___ DATA PROVIDED ___

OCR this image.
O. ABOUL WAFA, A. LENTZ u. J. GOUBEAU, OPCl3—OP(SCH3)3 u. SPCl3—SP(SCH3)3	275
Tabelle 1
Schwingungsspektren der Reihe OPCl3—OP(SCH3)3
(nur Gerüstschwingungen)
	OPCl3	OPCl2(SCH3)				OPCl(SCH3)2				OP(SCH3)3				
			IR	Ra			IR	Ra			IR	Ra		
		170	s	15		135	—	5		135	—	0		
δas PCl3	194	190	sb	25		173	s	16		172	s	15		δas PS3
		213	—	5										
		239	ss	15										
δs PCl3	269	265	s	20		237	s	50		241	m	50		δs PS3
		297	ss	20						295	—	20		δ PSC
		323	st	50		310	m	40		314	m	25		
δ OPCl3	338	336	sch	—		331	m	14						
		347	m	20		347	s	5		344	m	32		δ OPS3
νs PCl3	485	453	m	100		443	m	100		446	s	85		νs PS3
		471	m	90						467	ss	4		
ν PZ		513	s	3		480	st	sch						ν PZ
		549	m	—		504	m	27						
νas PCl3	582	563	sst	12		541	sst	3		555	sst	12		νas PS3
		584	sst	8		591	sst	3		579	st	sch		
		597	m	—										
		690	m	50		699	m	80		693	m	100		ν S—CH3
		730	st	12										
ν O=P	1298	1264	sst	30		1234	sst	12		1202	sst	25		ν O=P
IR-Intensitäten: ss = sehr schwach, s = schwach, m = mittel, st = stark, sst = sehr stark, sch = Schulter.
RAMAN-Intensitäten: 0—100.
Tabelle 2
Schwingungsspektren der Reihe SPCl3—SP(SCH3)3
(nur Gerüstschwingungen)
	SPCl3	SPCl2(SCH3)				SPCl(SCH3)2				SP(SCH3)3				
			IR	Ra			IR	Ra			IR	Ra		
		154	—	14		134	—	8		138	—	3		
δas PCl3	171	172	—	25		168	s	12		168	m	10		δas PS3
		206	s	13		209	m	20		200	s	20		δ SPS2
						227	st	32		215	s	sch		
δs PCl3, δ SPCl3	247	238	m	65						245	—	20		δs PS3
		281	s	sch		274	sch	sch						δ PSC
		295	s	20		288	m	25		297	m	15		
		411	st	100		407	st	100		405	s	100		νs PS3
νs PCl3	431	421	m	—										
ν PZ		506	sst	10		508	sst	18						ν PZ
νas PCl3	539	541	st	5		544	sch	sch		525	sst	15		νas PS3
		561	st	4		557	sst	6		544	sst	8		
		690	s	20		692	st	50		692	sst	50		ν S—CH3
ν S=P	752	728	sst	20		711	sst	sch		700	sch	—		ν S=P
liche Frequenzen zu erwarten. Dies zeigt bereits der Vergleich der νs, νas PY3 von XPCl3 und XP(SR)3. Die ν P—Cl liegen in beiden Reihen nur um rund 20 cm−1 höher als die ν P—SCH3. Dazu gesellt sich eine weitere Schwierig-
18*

___

__CHALLENGE__: Using the listing, copy every line where the word "Intensitäten" shows up.

__THE SOLUTION__:
IR-Intensitäten: ss = sehr schwach, s = schwach, m = mittel, st = stark, sst = sehr stark, sch = Schulter.
RAMAN-Intensitäten: 0—100.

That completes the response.